(Figure collection entries)
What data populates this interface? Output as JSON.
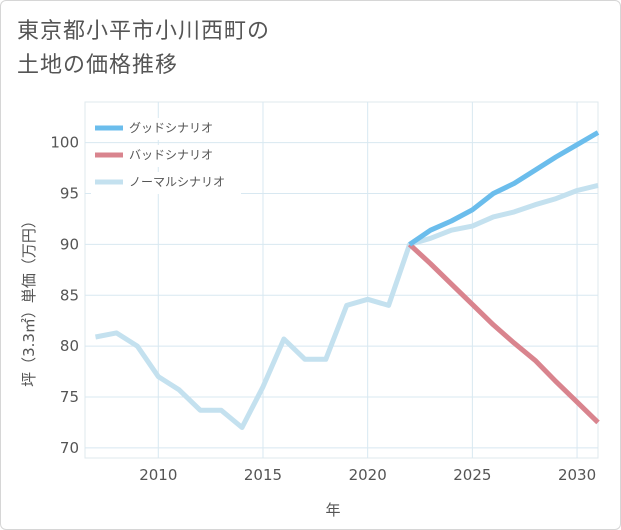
{
  "title": {
    "line1": "東京都小平市小川西町の",
    "line2": "土地の価格推移"
  },
  "colors": {
    "good": "#6bbdec",
    "bad": "#d9848e",
    "normal": "#c4e1ef",
    "grid": "#d8e8f1"
  },
  "chart_data": {
    "type": "line",
    "title": "東京都小平市小川西町の土地の価格推移",
    "xlabel": "年",
    "ylabel": "坪（3.3㎡）単価（万円）",
    "xlim": [
      2006.5,
      2031
    ],
    "ylim": [
      69,
      104
    ],
    "xticks": [
      2010,
      2015,
      2020,
      2025,
      2030
    ],
    "yticks": [
      70,
      75,
      80,
      85,
      90,
      95,
      100
    ],
    "legend_position": "top-left",
    "series": [
      {
        "key": "good",
        "name": "グッドシナリオ",
        "x": [
          2022,
          2023,
          2024,
          2025,
          2026,
          2027,
          2028,
          2029,
          2030,
          2031
        ],
        "y": [
          90.0,
          91.4,
          92.3,
          93.4,
          95.0,
          96.0,
          97.3,
          98.6,
          99.8,
          101.0
        ]
      },
      {
        "key": "bad",
        "name": "バッドシナリオ",
        "x": [
          2022,
          2023,
          2024,
          2025,
          2026,
          2027,
          2028,
          2029,
          2030,
          2031
        ],
        "y": [
          90.0,
          88.1,
          86.1,
          84.1,
          82.1,
          80.3,
          78.6,
          76.5,
          74.5,
          72.5
        ]
      },
      {
        "key": "normal",
        "name": "ノーマルシナリオ",
        "x": [
          2007,
          2008,
          2009,
          2010,
          2011,
          2012,
          2013,
          2014,
          2015,
          2016,
          2017,
          2018,
          2019,
          2020,
          2021,
          2022,
          2023,
          2024,
          2025,
          2026,
          2027,
          2028,
          2029,
          2030,
          2031
        ],
        "y": [
          80.9,
          81.3,
          80.0,
          77.0,
          75.7,
          73.7,
          73.7,
          72.0,
          76.0,
          80.7,
          78.7,
          78.7,
          84.0,
          84.6,
          84.0,
          90.0,
          90.6,
          91.4,
          91.8,
          92.7,
          93.2,
          93.9,
          94.5,
          95.3,
          95.8
        ]
      }
    ]
  }
}
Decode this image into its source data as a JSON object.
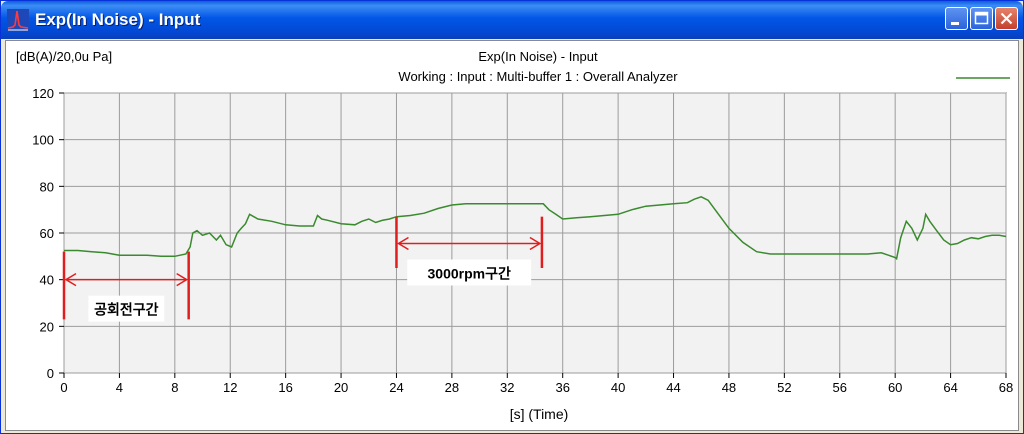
{
  "window": {
    "title": "Exp(In Noise) - Input",
    "icon": "waveform-icon",
    "buttons": [
      "minimize-icon",
      "maximize-icon",
      "close-icon"
    ]
  },
  "chart_data": {
    "type": "line",
    "title": "Exp(In Noise) - Input",
    "subtitle": "Working : Input : Multi-buffer 1 : Overall Analyzer",
    "ylabel": "[dB(A)/20,0u Pa]",
    "xlabel": "[s] (Time)",
    "xlim": [
      0,
      68
    ],
    "ylim": [
      0,
      120
    ],
    "xticks": [
      0,
      4,
      8,
      12,
      16,
      20,
      24,
      28,
      32,
      36,
      40,
      44,
      48,
      52,
      56,
      60,
      64,
      68
    ],
    "yticks": [
      0,
      20,
      40,
      60,
      80,
      100,
      120
    ],
    "grid": true,
    "legend": "top-right",
    "series": [
      {
        "color": "#3a8a2e",
        "x": [
          0,
          1,
          2,
          3,
          4,
          5,
          6,
          7,
          8,
          8.8,
          9.1,
          9.3,
          9.6,
          10,
          10.5,
          11,
          11.3,
          11.7,
          12.1,
          12.5,
          12.8,
          13.1,
          13.4,
          14,
          15,
          16,
          17,
          18,
          18.3,
          18.6,
          19,
          20,
          21,
          21.5,
          22,
          22.5,
          23,
          23.5,
          24,
          25,
          26,
          27,
          28,
          29,
          30,
          31,
          32,
          33,
          34,
          34.6,
          35,
          35.5,
          36,
          37,
          38,
          39,
          40,
          41,
          42,
          43,
          44,
          45,
          45.5,
          46,
          46.5,
          47,
          48,
          49,
          50,
          51,
          52,
          53,
          54,
          55,
          56,
          57,
          58,
          59,
          60,
          60.1,
          60.4,
          60.8,
          61.2,
          61.6,
          62,
          62.2,
          62.5,
          63,
          63.5,
          64,
          64.5,
          65,
          65.5,
          66,
          66.5,
          67,
          67.5,
          68
        ],
        "values": [
          52.5,
          52.5,
          52,
          51.5,
          50.5,
          50.5,
          50.5,
          50,
          50,
          51,
          54,
          60,
          61,
          59,
          60,
          57,
          59,
          55,
          54,
          60,
          62,
          64,
          68,
          66,
          65,
          63.5,
          63,
          63,
          67.5,
          66,
          65.5,
          64,
          63.5,
          65,
          66,
          64.5,
          65.5,
          66,
          67,
          67.5,
          68.5,
          70.5,
          72,
          72.5,
          72.5,
          72.5,
          72.5,
          72.5,
          72.5,
          72.5,
          70,
          68,
          66,
          66.5,
          67,
          67.5,
          68,
          70,
          71.5,
          72,
          72.5,
          73,
          74.5,
          75.5,
          74,
          70,
          62,
          56,
          52,
          51,
          51,
          51,
          51,
          51,
          51,
          51,
          51,
          51.5,
          49.5,
          49,
          58,
          65,
          62,
          57,
          62,
          68,
          65,
          61,
          57,
          55,
          55.5,
          57,
          58,
          57.5,
          58.5,
          59,
          59,
          58.5
        ]
      }
    ],
    "annotations": [
      {
        "label": "공회전구간",
        "x_start": 0,
        "x_end": 9,
        "y_from": 52,
        "y_to": 23,
        "arrow_y": 40,
        "color": "#e01e1e"
      },
      {
        "label": "3000rpm구간",
        "x_start": 24,
        "x_end": 34.5,
        "y_from": 67,
        "y_to": 45,
        "arrow_y": 55.5,
        "color": "#e01e1e"
      }
    ]
  }
}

### WHAT TO PRODUCE
All of the material above needs to be restated exactly, with no pictures.

### RESPONSE
What data populates this interface? Output as JSON.
{
  "title": {
    "line1": "東京都小平市小川西町の",
    "line2": "土地の価格推移"
  },
  "colors": {
    "good": "#6bbdec",
    "bad": "#d9848e",
    "normal": "#c4e1ef",
    "grid": "#d8e8f1"
  },
  "chart_data": {
    "type": "line",
    "title": "東京都小平市小川西町の土地の価格推移",
    "xlabel": "年",
    "ylabel": "坪（3.3㎡）単価（万円）",
    "xlim": [
      2006.5,
      2031
    ],
    "ylim": [
      69,
      104
    ],
    "xticks": [
      2010,
      2015,
      2020,
      2025,
      2030
    ],
    "yticks": [
      70,
      75,
      80,
      85,
      90,
      95,
      100
    ],
    "legend_position": "top-left",
    "series": [
      {
        "key": "good",
        "name": "グッドシナリオ",
        "x": [
          2022,
          2023,
          2024,
          2025,
          2026,
          2027,
          2028,
          2029,
          2030,
          2031
        ],
        "y": [
          90.0,
          91.4,
          92.3,
          93.4,
          95.0,
          96.0,
          97.3,
          98.6,
          99.8,
          101.0
        ]
      },
      {
        "key": "bad",
        "name": "バッドシナリオ",
        "x": [
          2022,
          2023,
          2024,
          2025,
          2026,
          2027,
          2028,
          2029,
          2030,
          2031
        ],
        "y": [
          90.0,
          88.1,
          86.1,
          84.1,
          82.1,
          80.3,
          78.6,
          76.5,
          74.5,
          72.5
        ]
      },
      {
        "key": "normal",
        "name": "ノーマルシナリオ",
        "x": [
          2007,
          2008,
          2009,
          2010,
          2011,
          2012,
          2013,
          2014,
          2015,
          2016,
          2017,
          2018,
          2019,
          2020,
          2021,
          2022,
          2023,
          2024,
          2025,
          2026,
          2027,
          2028,
          2029,
          2030,
          2031
        ],
        "y": [
          80.9,
          81.3,
          80.0,
          77.0,
          75.7,
          73.7,
          73.7,
          72.0,
          76.0,
          80.7,
          78.7,
          78.7,
          84.0,
          84.6,
          84.0,
          90.0,
          90.6,
          91.4,
          91.8,
          92.7,
          93.2,
          93.9,
          94.5,
          95.3,
          95.8
        ]
      }
    ]
  }
}
Decode this image into its source data as a JSON object.
{
  "window": {
    "title": "Exp(In Noise) - Input",
    "icon": "waveform-icon",
    "buttons": [
      "minimize-icon",
      "maximize-icon",
      "close-icon"
    ]
  },
  "chart_data": {
    "type": "line",
    "title": "Exp(In Noise) - Input",
    "subtitle": "Working : Input : Multi-buffer 1 : Overall Analyzer",
    "ylabel": "[dB(A)/20,0u Pa]",
    "xlabel": "[s] (Time)",
    "xlim": [
      0,
      68
    ],
    "ylim": [
      0,
      120
    ],
    "xticks": [
      0,
      4,
      8,
      12,
      16,
      20,
      24,
      28,
      32,
      36,
      40,
      44,
      48,
      52,
      56,
      60,
      64,
      68
    ],
    "yticks": [
      0,
      20,
      40,
      60,
      80,
      100,
      120
    ],
    "grid": true,
    "legend": "top-right",
    "series": [
      {
        "color": "#3a8a2e",
        "x": [
          0,
          1,
          2,
          3,
          4,
          5,
          6,
          7,
          8,
          8.8,
          9.1,
          9.3,
          9.6,
          10,
          10.5,
          11,
          11.3,
          11.7,
          12.1,
          12.5,
          12.8,
          13.1,
          13.4,
          14,
          15,
          16,
          17,
          18,
          18.3,
          18.6,
          19,
          20,
          21,
          21.5,
          22,
          22.5,
          23,
          23.5,
          24,
          25,
          26,
          27,
          28,
          29,
          30,
          31,
          32,
          33,
          34,
          34.6,
          35,
          35.5,
          36,
          37,
          38,
          39,
          40,
          41,
          42,
          43,
          44,
          45,
          45.5,
          46,
          46.5,
          47,
          48,
          49,
          50,
          51,
          52,
          53,
          54,
          55,
          56,
          57,
          58,
          59,
          60,
          60.1,
          60.4,
          60.8,
          61.2,
          61.6,
          62,
          62.2,
          62.5,
          63,
          63.5,
          64,
          64.5,
          65,
          65.5,
          66,
          66.5,
          67,
          67.5,
          68
        ],
        "values": [
          52.5,
          52.5,
          52,
          51.5,
          50.5,
          50.5,
          50.5,
          50,
          50,
          51,
          54,
          60,
          61,
          59,
          60,
          57,
          59,
          55,
          54,
          60,
          62,
          64,
          68,
          66,
          65,
          63.5,
          63,
          63,
          67.5,
          66,
          65.5,
          64,
          63.5,
          65,
          66,
          64.5,
          65.5,
          66,
          67,
          67.5,
          68.5,
          70.5,
          72,
          72.5,
          72.5,
          72.5,
          72.5,
          72.5,
          72.5,
          72.5,
          70,
          68,
          66,
          66.5,
          67,
          67.5,
          68,
          70,
          71.5,
          72,
          72.5,
          73,
          74.5,
          75.5,
          74,
          70,
          62,
          56,
          52,
          51,
          51,
          51,
          51,
          51,
          51,
          51,
          51,
          51.5,
          49.5,
          49,
          58,
          65,
          62,
          57,
          62,
          68,
          65,
          61,
          57,
          55,
          55.5,
          57,
          58,
          57.5,
          58.5,
          59,
          59,
          58.5
        ]
      }
    ],
    "annotations": [
      {
        "label": "공회전구간",
        "x_start": 0,
        "x_end": 9,
        "y_from": 52,
        "y_to": 23,
        "arrow_y": 40,
        "color": "#e01e1e"
      },
      {
        "label": "3000rpm구간",
        "x_start": 24,
        "x_end": 34.5,
        "y_from": 67,
        "y_to": 45,
        "arrow_y": 55.5,
        "color": "#e01e1e"
      }
    ]
  }
}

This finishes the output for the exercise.